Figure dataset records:
---------------
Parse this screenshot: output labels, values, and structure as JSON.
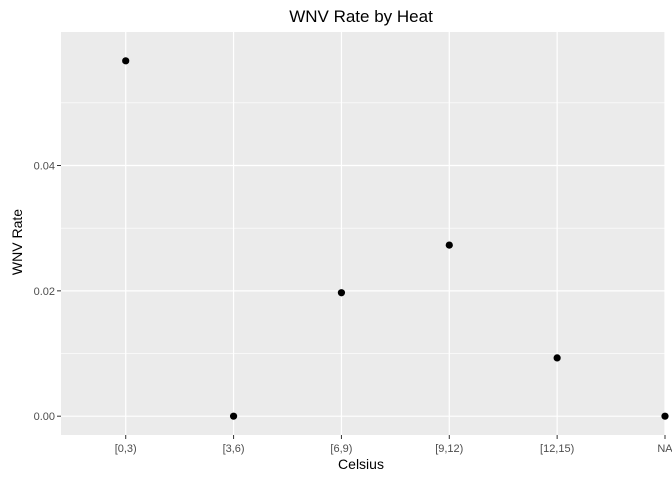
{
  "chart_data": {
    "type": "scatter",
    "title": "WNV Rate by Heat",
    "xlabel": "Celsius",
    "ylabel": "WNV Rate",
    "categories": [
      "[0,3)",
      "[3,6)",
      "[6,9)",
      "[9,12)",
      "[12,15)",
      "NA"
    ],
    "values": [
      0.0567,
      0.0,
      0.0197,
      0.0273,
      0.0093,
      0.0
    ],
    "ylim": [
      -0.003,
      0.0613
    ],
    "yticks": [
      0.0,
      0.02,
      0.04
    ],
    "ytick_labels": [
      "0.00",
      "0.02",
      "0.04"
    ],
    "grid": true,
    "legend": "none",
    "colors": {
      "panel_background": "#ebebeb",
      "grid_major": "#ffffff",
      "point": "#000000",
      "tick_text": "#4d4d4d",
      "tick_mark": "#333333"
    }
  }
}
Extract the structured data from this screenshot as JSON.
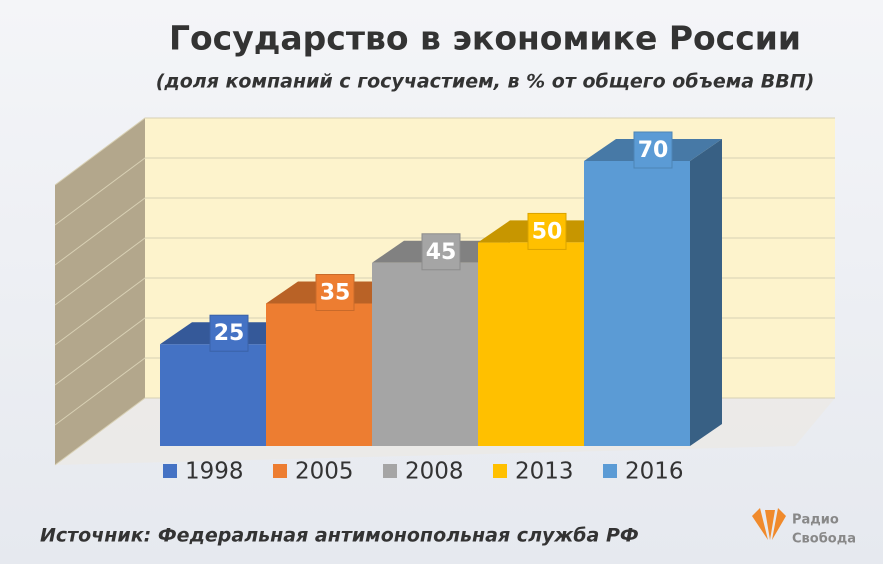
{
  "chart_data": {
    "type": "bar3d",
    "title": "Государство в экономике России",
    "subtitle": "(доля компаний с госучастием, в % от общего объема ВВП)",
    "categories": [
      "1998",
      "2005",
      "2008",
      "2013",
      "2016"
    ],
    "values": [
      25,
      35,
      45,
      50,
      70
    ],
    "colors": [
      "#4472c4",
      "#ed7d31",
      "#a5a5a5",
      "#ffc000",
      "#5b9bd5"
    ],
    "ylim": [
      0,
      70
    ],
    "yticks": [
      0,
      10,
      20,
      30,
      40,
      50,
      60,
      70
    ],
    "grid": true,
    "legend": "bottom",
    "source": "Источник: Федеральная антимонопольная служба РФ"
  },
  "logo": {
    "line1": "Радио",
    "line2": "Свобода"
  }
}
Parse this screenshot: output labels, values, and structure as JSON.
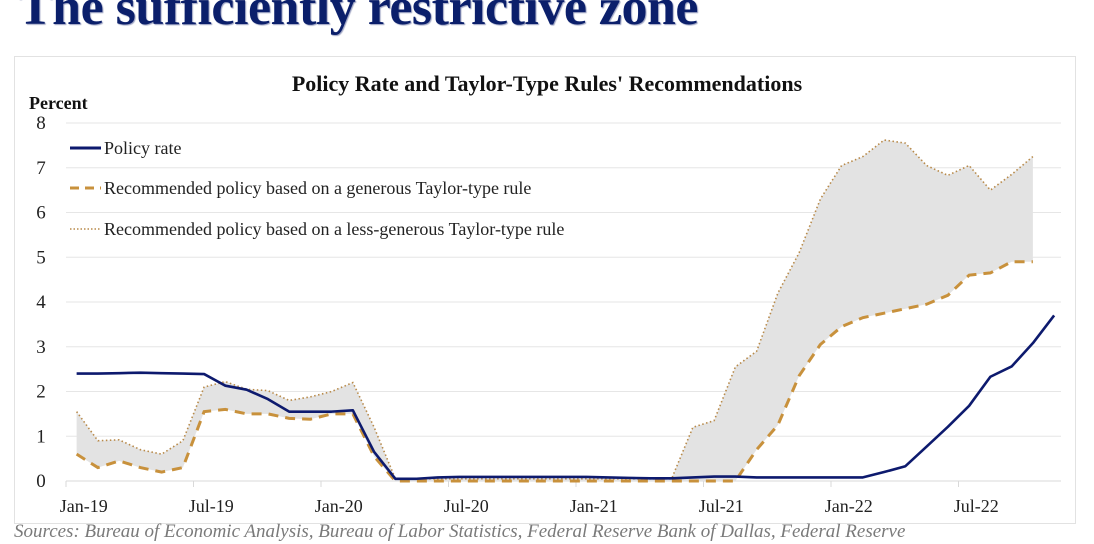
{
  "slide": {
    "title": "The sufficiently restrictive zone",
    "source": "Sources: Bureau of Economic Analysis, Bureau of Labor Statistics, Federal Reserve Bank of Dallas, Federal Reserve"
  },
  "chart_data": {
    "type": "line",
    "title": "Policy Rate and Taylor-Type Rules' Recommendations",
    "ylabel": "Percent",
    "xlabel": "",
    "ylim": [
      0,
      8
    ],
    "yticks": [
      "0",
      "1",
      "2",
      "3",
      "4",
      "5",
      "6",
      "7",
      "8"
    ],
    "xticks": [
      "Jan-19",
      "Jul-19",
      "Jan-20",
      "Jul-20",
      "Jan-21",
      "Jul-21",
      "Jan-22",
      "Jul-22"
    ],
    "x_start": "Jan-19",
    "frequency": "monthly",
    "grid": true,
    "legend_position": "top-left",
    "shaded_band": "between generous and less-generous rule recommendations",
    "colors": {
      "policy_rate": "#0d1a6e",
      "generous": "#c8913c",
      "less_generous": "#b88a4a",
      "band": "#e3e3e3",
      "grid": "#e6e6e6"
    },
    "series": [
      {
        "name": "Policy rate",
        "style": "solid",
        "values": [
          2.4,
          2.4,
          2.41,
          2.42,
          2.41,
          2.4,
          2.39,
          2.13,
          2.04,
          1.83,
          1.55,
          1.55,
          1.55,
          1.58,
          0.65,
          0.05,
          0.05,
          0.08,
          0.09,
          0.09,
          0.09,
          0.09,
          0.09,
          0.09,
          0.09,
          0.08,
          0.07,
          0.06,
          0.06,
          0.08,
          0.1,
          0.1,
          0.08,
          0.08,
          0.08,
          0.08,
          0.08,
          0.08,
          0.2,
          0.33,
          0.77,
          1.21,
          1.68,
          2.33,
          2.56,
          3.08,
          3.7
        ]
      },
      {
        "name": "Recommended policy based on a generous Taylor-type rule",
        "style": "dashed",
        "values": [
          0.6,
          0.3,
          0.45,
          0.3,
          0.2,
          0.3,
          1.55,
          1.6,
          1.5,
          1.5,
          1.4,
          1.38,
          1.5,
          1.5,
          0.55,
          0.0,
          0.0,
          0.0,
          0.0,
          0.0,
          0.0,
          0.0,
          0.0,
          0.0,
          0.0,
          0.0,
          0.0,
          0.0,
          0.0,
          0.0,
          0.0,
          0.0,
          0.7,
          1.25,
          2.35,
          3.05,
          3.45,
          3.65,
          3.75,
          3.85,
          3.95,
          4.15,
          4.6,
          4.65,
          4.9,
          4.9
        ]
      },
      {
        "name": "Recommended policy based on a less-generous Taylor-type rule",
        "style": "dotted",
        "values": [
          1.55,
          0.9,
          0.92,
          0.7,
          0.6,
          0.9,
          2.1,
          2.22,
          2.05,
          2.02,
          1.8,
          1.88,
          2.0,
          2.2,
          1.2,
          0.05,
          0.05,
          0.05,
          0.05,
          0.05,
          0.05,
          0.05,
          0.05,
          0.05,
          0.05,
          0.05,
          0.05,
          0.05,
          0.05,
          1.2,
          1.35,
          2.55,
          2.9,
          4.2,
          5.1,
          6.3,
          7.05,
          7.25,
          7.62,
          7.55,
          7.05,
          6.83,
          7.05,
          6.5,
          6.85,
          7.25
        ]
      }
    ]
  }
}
---------------
> Exercise prompt:
Select all lines with the word "style" from the entries above.

> Exercise response:
        "style": "solid",
        "style": "dashed",
        "style": "dotted",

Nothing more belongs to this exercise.